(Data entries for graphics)
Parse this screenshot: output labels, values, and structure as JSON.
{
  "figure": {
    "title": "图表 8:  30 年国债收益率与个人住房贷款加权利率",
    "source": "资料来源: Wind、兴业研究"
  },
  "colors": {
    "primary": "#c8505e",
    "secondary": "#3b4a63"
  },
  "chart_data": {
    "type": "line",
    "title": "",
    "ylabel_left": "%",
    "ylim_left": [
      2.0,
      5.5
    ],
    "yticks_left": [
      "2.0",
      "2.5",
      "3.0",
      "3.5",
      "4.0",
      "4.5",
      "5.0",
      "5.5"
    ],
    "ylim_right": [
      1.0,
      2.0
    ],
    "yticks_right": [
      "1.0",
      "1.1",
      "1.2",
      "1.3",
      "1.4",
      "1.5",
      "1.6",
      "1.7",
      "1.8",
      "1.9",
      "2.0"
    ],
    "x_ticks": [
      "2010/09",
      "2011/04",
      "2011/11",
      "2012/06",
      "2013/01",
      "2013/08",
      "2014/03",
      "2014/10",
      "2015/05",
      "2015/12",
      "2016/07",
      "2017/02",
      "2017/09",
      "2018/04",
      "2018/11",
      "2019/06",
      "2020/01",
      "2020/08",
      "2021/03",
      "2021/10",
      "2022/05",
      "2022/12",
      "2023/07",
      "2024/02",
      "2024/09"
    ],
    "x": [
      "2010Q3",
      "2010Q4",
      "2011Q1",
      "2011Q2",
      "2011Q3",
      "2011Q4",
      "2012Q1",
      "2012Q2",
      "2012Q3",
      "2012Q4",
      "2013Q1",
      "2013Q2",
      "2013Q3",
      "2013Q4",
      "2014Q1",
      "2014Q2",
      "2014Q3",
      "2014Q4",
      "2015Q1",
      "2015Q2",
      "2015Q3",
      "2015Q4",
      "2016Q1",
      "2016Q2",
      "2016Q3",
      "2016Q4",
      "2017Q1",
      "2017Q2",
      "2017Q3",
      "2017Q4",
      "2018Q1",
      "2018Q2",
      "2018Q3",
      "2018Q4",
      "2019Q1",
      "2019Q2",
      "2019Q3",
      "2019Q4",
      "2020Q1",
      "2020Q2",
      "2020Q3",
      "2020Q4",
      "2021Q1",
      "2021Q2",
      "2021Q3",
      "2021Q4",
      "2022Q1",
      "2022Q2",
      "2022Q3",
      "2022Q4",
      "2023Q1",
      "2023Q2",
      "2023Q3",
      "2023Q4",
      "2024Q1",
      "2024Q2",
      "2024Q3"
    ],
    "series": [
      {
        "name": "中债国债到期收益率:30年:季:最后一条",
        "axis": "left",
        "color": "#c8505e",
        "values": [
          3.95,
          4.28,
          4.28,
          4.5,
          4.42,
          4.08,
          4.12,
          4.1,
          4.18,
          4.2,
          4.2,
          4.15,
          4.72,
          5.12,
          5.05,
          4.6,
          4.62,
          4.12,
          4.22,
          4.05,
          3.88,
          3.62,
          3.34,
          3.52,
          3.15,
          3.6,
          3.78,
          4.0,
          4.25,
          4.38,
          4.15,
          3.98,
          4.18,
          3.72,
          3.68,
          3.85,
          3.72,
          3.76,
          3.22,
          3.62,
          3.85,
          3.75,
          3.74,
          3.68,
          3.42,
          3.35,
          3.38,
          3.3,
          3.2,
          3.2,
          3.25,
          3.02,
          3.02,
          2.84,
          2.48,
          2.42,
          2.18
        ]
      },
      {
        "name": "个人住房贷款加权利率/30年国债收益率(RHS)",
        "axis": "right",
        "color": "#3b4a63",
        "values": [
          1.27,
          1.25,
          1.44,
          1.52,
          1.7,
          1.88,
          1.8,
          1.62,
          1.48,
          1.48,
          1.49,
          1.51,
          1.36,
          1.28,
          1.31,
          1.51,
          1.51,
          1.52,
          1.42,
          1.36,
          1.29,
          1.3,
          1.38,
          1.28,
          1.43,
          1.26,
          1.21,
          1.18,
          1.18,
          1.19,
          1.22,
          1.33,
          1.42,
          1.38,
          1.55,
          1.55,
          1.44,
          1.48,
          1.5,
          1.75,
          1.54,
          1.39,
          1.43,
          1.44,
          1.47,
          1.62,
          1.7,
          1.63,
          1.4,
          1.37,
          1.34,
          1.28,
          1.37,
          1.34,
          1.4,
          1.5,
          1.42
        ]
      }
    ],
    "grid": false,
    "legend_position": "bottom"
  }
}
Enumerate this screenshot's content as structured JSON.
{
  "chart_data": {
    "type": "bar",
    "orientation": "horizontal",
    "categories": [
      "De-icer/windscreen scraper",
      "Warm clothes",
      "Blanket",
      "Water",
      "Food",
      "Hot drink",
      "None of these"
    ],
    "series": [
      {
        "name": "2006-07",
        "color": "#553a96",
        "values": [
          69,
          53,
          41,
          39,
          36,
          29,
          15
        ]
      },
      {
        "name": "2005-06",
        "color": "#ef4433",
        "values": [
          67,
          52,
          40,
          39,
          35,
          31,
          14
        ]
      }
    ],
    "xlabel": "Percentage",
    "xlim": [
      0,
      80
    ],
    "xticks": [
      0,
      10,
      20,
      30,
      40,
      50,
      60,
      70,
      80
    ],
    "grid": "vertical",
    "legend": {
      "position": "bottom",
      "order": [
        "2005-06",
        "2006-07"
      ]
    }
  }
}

What you should do -> Your task is to retype all the records above with nothing left out.

Full answer ->
Parse this screenshot: output labels, values, and structure as JSON.
{
  "figure": {
    "title": "图表 8:  30 年国债收益率与个人住房贷款加权利率",
    "source": "资料来源: Wind、兴业研究"
  },
  "colors": {
    "primary": "#c8505e",
    "secondary": "#3b4a63"
  },
  "chart_data": {
    "type": "line",
    "title": "",
    "ylabel_left": "%",
    "ylim_left": [
      2.0,
      5.5
    ],
    "yticks_left": [
      "2.0",
      "2.5",
      "3.0",
      "3.5",
      "4.0",
      "4.5",
      "5.0",
      "5.5"
    ],
    "ylim_right": [
      1.0,
      2.0
    ],
    "yticks_right": [
      "1.0",
      "1.1",
      "1.2",
      "1.3",
      "1.4",
      "1.5",
      "1.6",
      "1.7",
      "1.8",
      "1.9",
      "2.0"
    ],
    "x_ticks": [
      "2010/09",
      "2011/04",
      "2011/11",
      "2012/06",
      "2013/01",
      "2013/08",
      "2014/03",
      "2014/10",
      "2015/05",
      "2015/12",
      "2016/07",
      "2017/02",
      "2017/09",
      "2018/04",
      "2018/11",
      "2019/06",
      "2020/01",
      "2020/08",
      "2021/03",
      "2021/10",
      "2022/05",
      "2022/12",
      "2023/07",
      "2024/02",
      "2024/09"
    ],
    "x": [
      "2010Q3",
      "2010Q4",
      "2011Q1",
      "2011Q2",
      "2011Q3",
      "2011Q4",
      "2012Q1",
      "2012Q2",
      "2012Q3",
      "2012Q4",
      "2013Q1",
      "2013Q2",
      "2013Q3",
      "2013Q4",
      "2014Q1",
      "2014Q2",
      "2014Q3",
      "2014Q4",
      "2015Q1",
      "2015Q2",
      "2015Q3",
      "2015Q4",
      "2016Q1",
      "2016Q2",
      "2016Q3",
      "2016Q4",
      "2017Q1",
      "2017Q2",
      "2017Q3",
      "2017Q4",
      "2018Q1",
      "2018Q2",
      "2018Q3",
      "2018Q4",
      "2019Q1",
      "2019Q2",
      "2019Q3",
      "2019Q4",
      "2020Q1",
      "2020Q2",
      "2020Q3",
      "2020Q4",
      "2021Q1",
      "2021Q2",
      "2021Q3",
      "2021Q4",
      "2022Q1",
      "2022Q2",
      "2022Q3",
      "2022Q4",
      "2023Q1",
      "2023Q2",
      "2023Q3",
      "2023Q4",
      "2024Q1",
      "2024Q2",
      "2024Q3"
    ],
    "series": [
      {
        "name": "中债国债到期收益率:30年:季:最后一条",
        "axis": "left",
        "color": "#c8505e",
        "values": [
          3.95,
          4.28,
          4.28,
          4.5,
          4.42,
          4.08,
          4.12,
          4.1,
          4.18,
          4.2,
          4.2,
          4.15,
          4.72,
          5.12,
          5.05,
          4.6,
          4.62,
          4.12,
          4.22,
          4.05,
          3.88,
          3.62,
          3.34,
          3.52,
          3.15,
          3.6,
          3.78,
          4.0,
          4.25,
          4.38,
          4.15,
          3.98,
          4.18,
          3.72,
          3.68,
          3.85,
          3.72,
          3.76,
          3.22,
          3.62,
          3.85,
          3.75,
          3.74,
          3.68,
          3.42,
          3.35,
          3.38,
          3.3,
          3.2,
          3.2,
          3.25,
          3.02,
          3.02,
          2.84,
          2.48,
          2.42,
          2.18
        ]
      },
      {
        "name": "个人住房贷款加权利率/30年国债收益率(RHS)",
        "axis": "right",
        "color": "#3b4a63",
        "values": [
          1.27,
          1.25,
          1.44,
          1.52,
          1.7,
          1.88,
          1.8,
          1.62,
          1.48,
          1.48,
          1.49,
          1.51,
          1.36,
          1.28,
          1.31,
          1.51,
          1.51,
          1.52,
          1.42,
          1.36,
          1.29,
          1.3,
          1.38,
          1.28,
          1.43,
          1.26,
          1.21,
          1.18,
          1.18,
          1.19,
          1.22,
          1.33,
          1.42,
          1.38,
          1.55,
          1.55,
          1.44,
          1.48,
          1.5,
          1.75,
          1.54,
          1.39,
          1.43,
          1.44,
          1.47,
          1.62,
          1.7,
          1.63,
          1.4,
          1.37,
          1.34,
          1.28,
          1.37,
          1.34,
          1.4,
          1.5,
          1.42
        ]
      }
    ],
    "grid": false,
    "legend_position": "bottom"
  }
}
Enumerate this screenshot's content as structured JSON.
{
  "chart_data": {
    "type": "bar",
    "orientation": "horizontal",
    "categories": [
      "De-icer/windscreen scraper",
      "Warm clothes",
      "Blanket",
      "Water",
      "Food",
      "Hot drink",
      "None of these"
    ],
    "series": [
      {
        "name": "2006-07",
        "color": "#553a96",
        "values": [
          69,
          53,
          41,
          39,
          36,
          29,
          15
        ]
      },
      {
        "name": "2005-06",
        "color": "#ef4433",
        "values": [
          67,
          52,
          40,
          39,
          35,
          31,
          14
        ]
      }
    ],
    "xlabel": "Percentage",
    "xlim": [
      0,
      80
    ],
    "xticks": [
      0,
      10,
      20,
      30,
      40,
      50,
      60,
      70,
      80
    ],
    "grid": "vertical",
    "legend": {
      "position": "bottom",
      "order": [
        "2005-06",
        "2006-07"
      ]
    }
  }
}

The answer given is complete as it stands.